EXERCISE. Transcribe each entry below exactly. Pictures do not go in the copy.

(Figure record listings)
---

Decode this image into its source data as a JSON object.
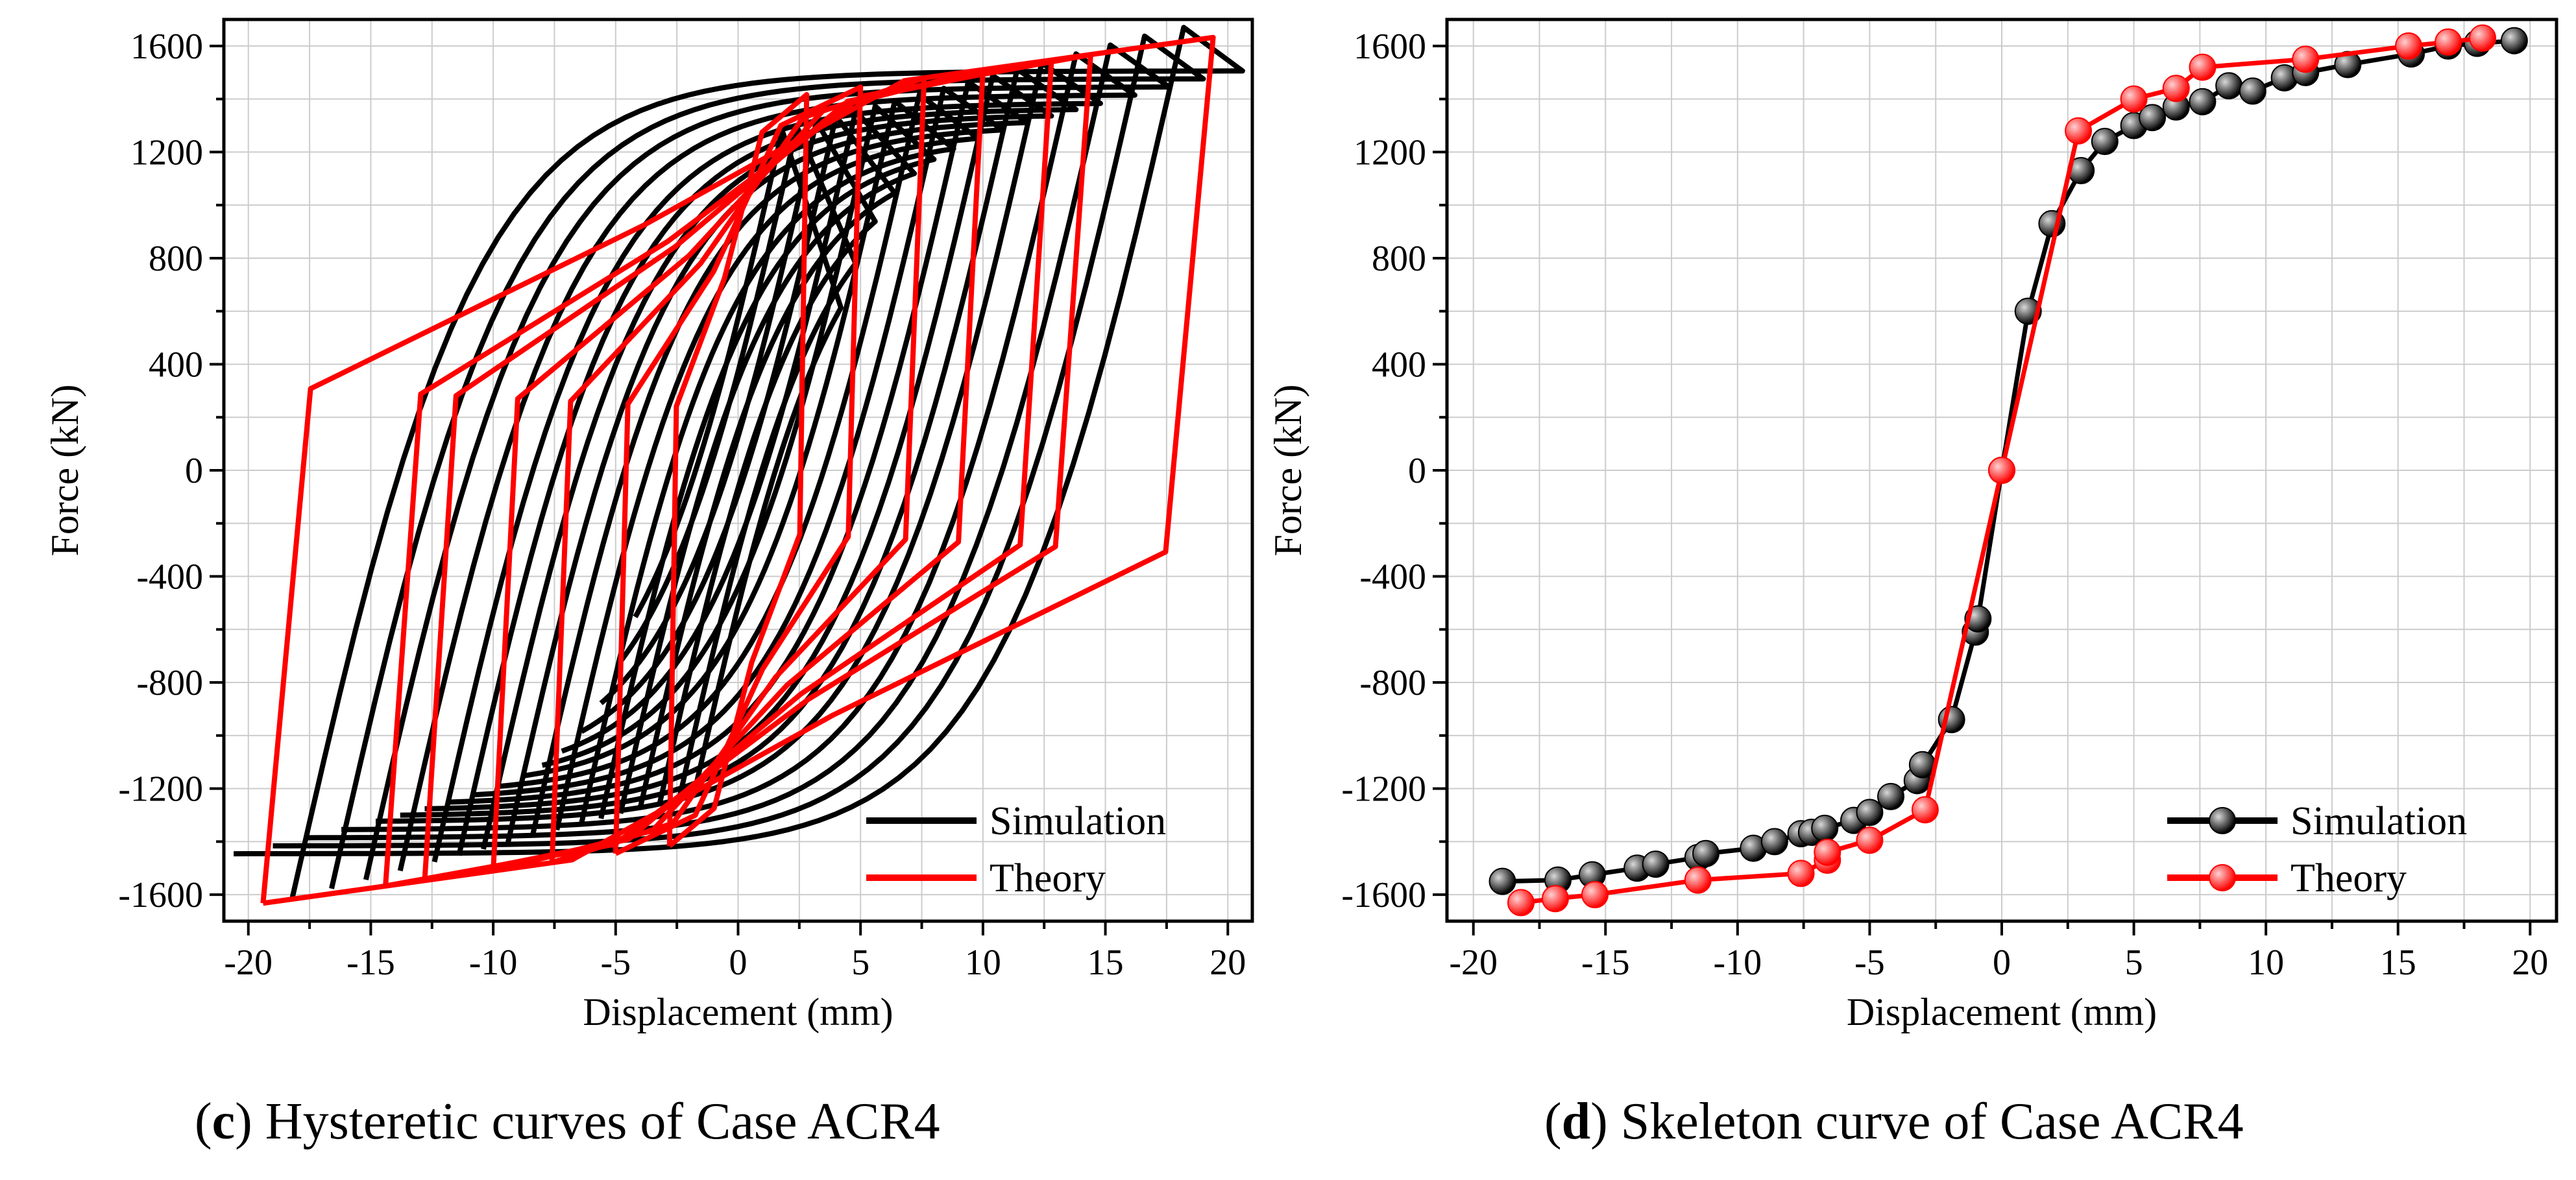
{
  "colors": {
    "simulation": "#000000",
    "theory": "#ff0000",
    "grid": "#cccccc",
    "axis": "#000000"
  },
  "chart_data": [
    {
      "id": "c",
      "type": "line",
      "title": "",
      "caption": {
        "letter": "c",
        "pre": "(",
        "post": ") Hysteretic curves of Case ACR4"
      },
      "xlabel": "Displacement (mm)",
      "ylabel": "Force (kN)",
      "xlim": [
        -21,
        21
      ],
      "ylim": [
        -1700,
        1700
      ],
      "xticks": [
        -20,
        -15,
        -10,
        -5,
        0,
        5,
        10,
        15,
        20
      ],
      "yticks": [
        -1600,
        -1200,
        -800,
        -400,
        0,
        400,
        800,
        1200,
        1600
      ],
      "grid": true,
      "legend": {
        "position": "bottom-right",
        "entries": [
          "Simulation",
          "Theory"
        ]
      },
      "series": [
        {
          "name": "Simulation",
          "kind": "hysteresis-curves",
          "amplitudes": [
            3,
            3.6,
            4.4,
            5.2,
            6,
            6.8,
            7.6,
            8.6,
            9.6,
            10.6,
            11.6,
            12.6,
            13.6,
            15,
            16.4,
            17.8,
            19.4
          ],
          "peak_force": 1640,
          "yield_force": 1180,
          "initial_stiffness": 470,
          "x_shift": 1.2,
          "y_shift": 30
        },
        {
          "name": "Theory",
          "kind": "hysteresis-polygons",
          "amplitudes": [
            2.8,
            5,
            7.6,
            10,
            12.8,
            14.4,
            19.4
          ],
          "peak_force": 1640,
          "cap_force": 1380,
          "yield_force": 1250
        }
      ]
    },
    {
      "id": "d",
      "type": "line",
      "title": "",
      "caption": {
        "letter": "d",
        "pre": "(",
        "post": ") Skeleton curve of Case ACR4"
      },
      "xlabel": "Displacement (mm)",
      "ylabel": "Force (kN)",
      "xlim": [
        -21,
        21
      ],
      "ylim": [
        -1700,
        1700
      ],
      "xticks": [
        -20,
        -15,
        -10,
        -5,
        0,
        5,
        10,
        15,
        20
      ],
      "yticks": [
        -1600,
        -1200,
        -800,
        -400,
        0,
        400,
        800,
        1200,
        1600
      ],
      "grid": true,
      "legend": {
        "position": "bottom-right",
        "entries": [
          "Simulation",
          "Theory"
        ]
      },
      "series": [
        {
          "name": "Simulation",
          "x": [
            -18.9,
            -16.8,
            -15.5,
            -13.8,
            -13.1,
            -11.5,
            -11.2,
            -9.4,
            -8.6,
            -7.6,
            -7.2,
            -6.7,
            -5.6,
            -5.0,
            -4.2,
            -3.2,
            -3.0,
            -1.9,
            -1.0,
            -0.9,
            0,
            1.0,
            1.9,
            3.0,
            3.9,
            5.0,
            5.7,
            6.6,
            7.6,
            8.6,
            9.5,
            10.7,
            11.5,
            13.1,
            15.5,
            16.9,
            18.0,
            19.4
          ],
          "y": [
            -1550,
            -1545,
            -1525,
            -1500,
            -1485,
            -1460,
            -1445,
            -1425,
            -1400,
            -1370,
            -1365,
            -1350,
            -1320,
            -1290,
            -1230,
            -1170,
            -1110,
            -940,
            -610,
            -560,
            0,
            600,
            930,
            1130,
            1240,
            1300,
            1330,
            1370,
            1390,
            1450,
            1430,
            1480,
            1500,
            1530,
            1570,
            1600,
            1610,
            1620
          ]
        },
        {
          "name": "Theory",
          "x": [
            -18.2,
            -16.9,
            -15.4,
            -11.5,
            -7.6,
            -6.6,
            -6.6,
            -5.0,
            -2.9,
            0,
            2.9,
            5.0,
            6.6,
            7.6,
            11.5,
            15.4,
            16.9,
            18.2
          ],
          "y": [
            -1630,
            -1615,
            -1600,
            -1545,
            -1520,
            -1470,
            -1440,
            -1395,
            -1280,
            0,
            1280,
            1400,
            1440,
            1520,
            1550,
            1600,
            1615,
            1630
          ]
        }
      ]
    }
  ]
}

---

RESULT OF THE TASK.
Decode this image into its source data as a JSON object.
{
  "colors": {
    "simulation": "#000000",
    "theory": "#ff0000",
    "grid": "#cccccc",
    "axis": "#000000"
  },
  "chart_data": [
    {
      "id": "c",
      "type": "line",
      "title": "",
      "caption": {
        "letter": "c",
        "pre": "(",
        "post": ") Hysteretic curves of Case ACR4"
      },
      "xlabel": "Displacement (mm)",
      "ylabel": "Force (kN)",
      "xlim": [
        -21,
        21
      ],
      "ylim": [
        -1700,
        1700
      ],
      "xticks": [
        -20,
        -15,
        -10,
        -5,
        0,
        5,
        10,
        15,
        20
      ],
      "yticks": [
        -1600,
        -1200,
        -800,
        -400,
        0,
        400,
        800,
        1200,
        1600
      ],
      "grid": true,
      "legend": {
        "position": "bottom-right",
        "entries": [
          "Simulation",
          "Theory"
        ]
      },
      "series": [
        {
          "name": "Simulation",
          "kind": "hysteresis-curves",
          "amplitudes": [
            3,
            3.6,
            4.4,
            5.2,
            6,
            6.8,
            7.6,
            8.6,
            9.6,
            10.6,
            11.6,
            12.6,
            13.6,
            15,
            16.4,
            17.8,
            19.4
          ],
          "peak_force": 1640,
          "yield_force": 1180,
          "initial_stiffness": 470,
          "x_shift": 1.2,
          "y_shift": 30
        },
        {
          "name": "Theory",
          "kind": "hysteresis-polygons",
          "amplitudes": [
            2.8,
            5,
            7.6,
            10,
            12.8,
            14.4,
            19.4
          ],
          "peak_force": 1640,
          "cap_force": 1380,
          "yield_force": 1250
        }
      ]
    },
    {
      "id": "d",
      "type": "line",
      "title": "",
      "caption": {
        "letter": "d",
        "pre": "(",
        "post": ") Skeleton curve of Case ACR4"
      },
      "xlabel": "Displacement (mm)",
      "ylabel": "Force (kN)",
      "xlim": [
        -21,
        21
      ],
      "ylim": [
        -1700,
        1700
      ],
      "xticks": [
        -20,
        -15,
        -10,
        -5,
        0,
        5,
        10,
        15,
        20
      ],
      "yticks": [
        -1600,
        -1200,
        -800,
        -400,
        0,
        400,
        800,
        1200,
        1600
      ],
      "grid": true,
      "legend": {
        "position": "bottom-right",
        "entries": [
          "Simulation",
          "Theory"
        ]
      },
      "series": [
        {
          "name": "Simulation",
          "x": [
            -18.9,
            -16.8,
            -15.5,
            -13.8,
            -13.1,
            -11.5,
            -11.2,
            -9.4,
            -8.6,
            -7.6,
            -7.2,
            -6.7,
            -5.6,
            -5.0,
            -4.2,
            -3.2,
            -3.0,
            -1.9,
            -1.0,
            -0.9,
            0,
            1.0,
            1.9,
            3.0,
            3.9,
            5.0,
            5.7,
            6.6,
            7.6,
            8.6,
            9.5,
            10.7,
            11.5,
            13.1,
            15.5,
            16.9,
            18.0,
            19.4
          ],
          "y": [
            -1550,
            -1545,
            -1525,
            -1500,
            -1485,
            -1460,
            -1445,
            -1425,
            -1400,
            -1370,
            -1365,
            -1350,
            -1320,
            -1290,
            -1230,
            -1170,
            -1110,
            -940,
            -610,
            -560,
            0,
            600,
            930,
            1130,
            1240,
            1300,
            1330,
            1370,
            1390,
            1450,
            1430,
            1480,
            1500,
            1530,
            1570,
            1600,
            1610,
            1620
          ]
        },
        {
          "name": "Theory",
          "x": [
            -18.2,
            -16.9,
            -15.4,
            -11.5,
            -7.6,
            -6.6,
            -6.6,
            -5.0,
            -2.9,
            0,
            2.9,
            5.0,
            6.6,
            7.6,
            11.5,
            15.4,
            16.9,
            18.2
          ],
          "y": [
            -1630,
            -1615,
            -1600,
            -1545,
            -1520,
            -1470,
            -1440,
            -1395,
            -1280,
            0,
            1280,
            1400,
            1440,
            1520,
            1550,
            1600,
            1615,
            1630
          ]
        }
      ]
    }
  ]
}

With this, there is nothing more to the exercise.